━━ Information given ━━
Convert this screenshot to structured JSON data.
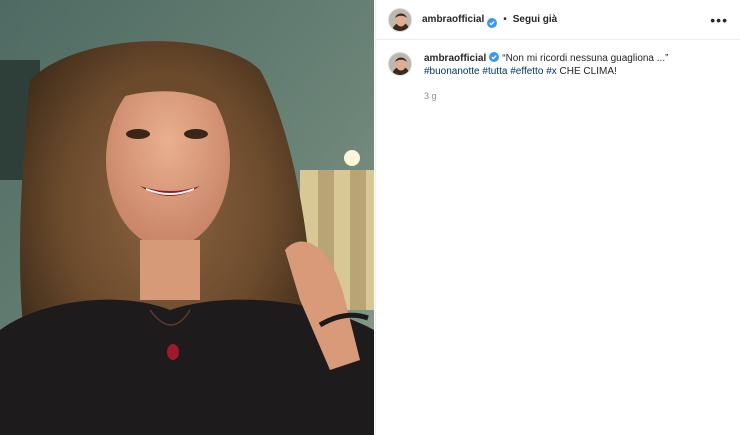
{
  "post": {
    "username": "ambraofficial",
    "separator": "•",
    "follow_label": "Segui già",
    "more_label": "•••",
    "caption_text": "“Non mi ricordi nessuna guagliona ...”",
    "hashtags": [
      "#buonanotte",
      "#tutta",
      "#effetto",
      "#x"
    ],
    "caption_tail": "CHE CLIMA!",
    "timestamp": "3 g"
  },
  "colors": {
    "verified_badge": "#3897f0",
    "hashtag": "#00376b",
    "meta_gray": "#8e8e8e"
  },
  "icons": {
    "verified": "verified-badge-icon",
    "more": "more-options-icon"
  }
}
━━━
To be done
Pictures in the records must not appear in the copy; transcribe everything else precisely.

Full output
Convert this screenshot to structured JSON data.
{
  "post": {
    "username": "ambraofficial",
    "separator": "•",
    "follow_label": "Segui già",
    "more_label": "•••",
    "caption_text": "“Non mi ricordi nessuna guagliona ...”",
    "hashtags": [
      "#buonanotte",
      "#tutta",
      "#effetto",
      "#x"
    ],
    "caption_tail": "CHE CLIMA!",
    "timestamp": "3 g"
  },
  "colors": {
    "verified_badge": "#3897f0",
    "hashtag": "#00376b",
    "meta_gray": "#8e8e8e"
  },
  "icons": {
    "verified": "verified-badge-icon",
    "more": "more-options-icon"
  }
}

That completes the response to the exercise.